Available data:
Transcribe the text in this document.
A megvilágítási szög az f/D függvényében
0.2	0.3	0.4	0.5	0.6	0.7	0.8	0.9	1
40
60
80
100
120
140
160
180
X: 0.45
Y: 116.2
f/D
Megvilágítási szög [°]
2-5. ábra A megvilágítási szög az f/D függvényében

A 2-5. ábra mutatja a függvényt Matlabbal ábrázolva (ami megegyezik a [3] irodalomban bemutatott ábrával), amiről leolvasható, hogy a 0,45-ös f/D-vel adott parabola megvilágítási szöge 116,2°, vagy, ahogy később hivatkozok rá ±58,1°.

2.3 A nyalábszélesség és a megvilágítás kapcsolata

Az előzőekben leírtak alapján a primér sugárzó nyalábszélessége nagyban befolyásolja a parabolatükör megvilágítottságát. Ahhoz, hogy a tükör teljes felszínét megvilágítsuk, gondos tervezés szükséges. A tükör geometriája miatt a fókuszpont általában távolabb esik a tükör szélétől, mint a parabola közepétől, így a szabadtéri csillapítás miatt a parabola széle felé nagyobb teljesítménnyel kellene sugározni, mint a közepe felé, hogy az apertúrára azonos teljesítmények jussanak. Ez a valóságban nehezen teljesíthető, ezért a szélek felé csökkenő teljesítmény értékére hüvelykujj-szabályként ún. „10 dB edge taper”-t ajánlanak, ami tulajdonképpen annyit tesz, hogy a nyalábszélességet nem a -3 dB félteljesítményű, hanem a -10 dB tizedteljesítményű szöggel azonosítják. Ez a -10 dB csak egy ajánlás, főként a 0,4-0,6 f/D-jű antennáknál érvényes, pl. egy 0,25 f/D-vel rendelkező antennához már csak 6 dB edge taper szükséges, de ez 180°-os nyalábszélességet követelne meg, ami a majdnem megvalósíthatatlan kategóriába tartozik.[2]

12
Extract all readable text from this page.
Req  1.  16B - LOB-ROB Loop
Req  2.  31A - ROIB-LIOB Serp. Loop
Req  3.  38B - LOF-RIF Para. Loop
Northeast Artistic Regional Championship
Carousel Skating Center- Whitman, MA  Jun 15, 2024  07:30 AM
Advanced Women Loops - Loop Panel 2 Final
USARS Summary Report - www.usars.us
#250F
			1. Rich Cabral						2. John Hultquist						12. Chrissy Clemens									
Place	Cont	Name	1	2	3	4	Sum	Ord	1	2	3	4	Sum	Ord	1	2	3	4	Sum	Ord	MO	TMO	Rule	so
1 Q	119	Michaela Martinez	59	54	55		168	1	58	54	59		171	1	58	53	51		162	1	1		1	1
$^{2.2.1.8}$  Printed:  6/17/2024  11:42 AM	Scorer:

To do: Repeat the data above, word for word.

Task response:
Transcribe the text in this document.
A megvilágítási szög az f/D függvényében
0.2	0.3	0.4	0.5	0.6	0.7	0.8	0.9	1
40
60
80
100
120
140
160
180
X: 0.45
Y: 116.2
f/D
Megvilágítási szög [°]
2-5. ábra A megvilágítási szög az f/D függvényében

A 2-5. ábra mutatja a függvényt Matlabbal ábrázolva (ami megegyezik a [3] irodalomban bemutatott ábrával), amiről leolvasható, hogy a 0,45-ös f/D-vel adott parabola megvilágítási szöge 116,2°, vagy, ahogy később hivatkozok rá ±58,1°.

2.3 A nyalábszélesség és a megvilágítás kapcsolata

Az előzőekben leírtak alapján a primér sugárzó nyalábszélessége nagyban befolyásolja a parabolatükör megvilágítottságát. Ahhoz, hogy a tükör teljes felszínét megvilágítsuk, gondos tervezés szükséges. A tükör geometriája miatt a fókuszpont általában távolabb esik a tükör szélétől, mint a parabola közepétől, így a szabadtéri csillapítás miatt a parabola széle felé nagyobb teljesítménnyel kellene sugározni, mint a közepe felé, hogy az apertúrára azonos teljesítmények jussanak. Ez a valóságban nehezen teljesíthető, ezért a szélek felé csökkenő teljesítmény értékére hüvelykujj-szabályként ún. „10 dB edge taper”-t ajánlanak, ami tulajdonképpen annyit tesz, hogy a nyalábszélességet nem a -3 dB félteljesítményű, hanem a -10 dB tizedteljesítményű szöggel azonosítják. Ez a -10 dB csak egy ajánlás, főként a 0,4-0,6 f/D-jű antennáknál érvényes, pl. egy 0,25 f/D-vel rendelkező antennához már csak 6 dB edge taper szükséges, de ez 180°-os nyalábszélességet követelne meg, ami a majdnem megvalósíthatatlan kategóriába tartozik.[2]

12
Extract all readable text from this page.
Req  1.  16B - LOB-ROB Loop
Req  2.  31A - ROIB-LIOB Serp. Loop
Req  3.  38B - LOF-RIF Para. Loop
Northeast Artistic Regional Championship
Carousel Skating Center- Whitman, MA  Jun 15, 2024  07:30 AM
Advanced Women Loops - Loop Panel 2 Final
USARS Summary Report - www.usars.us
#250F
			1. Rich Cabral						2. John Hultquist						12. Chrissy Clemens									
Place	Cont	Name	1	2	3	4	Sum	Ord	1	2	3	4	Sum	Ord	1	2	3	4	Sum	Ord	MO	TMO	Rule	so
1 Q	119	Michaela Martinez	59	54	55		168	1	58	54	59		171	1	58	53	51		162	1	1		1	1
$^{2.2.1.8}$  Printed:  6/17/2024  11:42 AM	Scorer:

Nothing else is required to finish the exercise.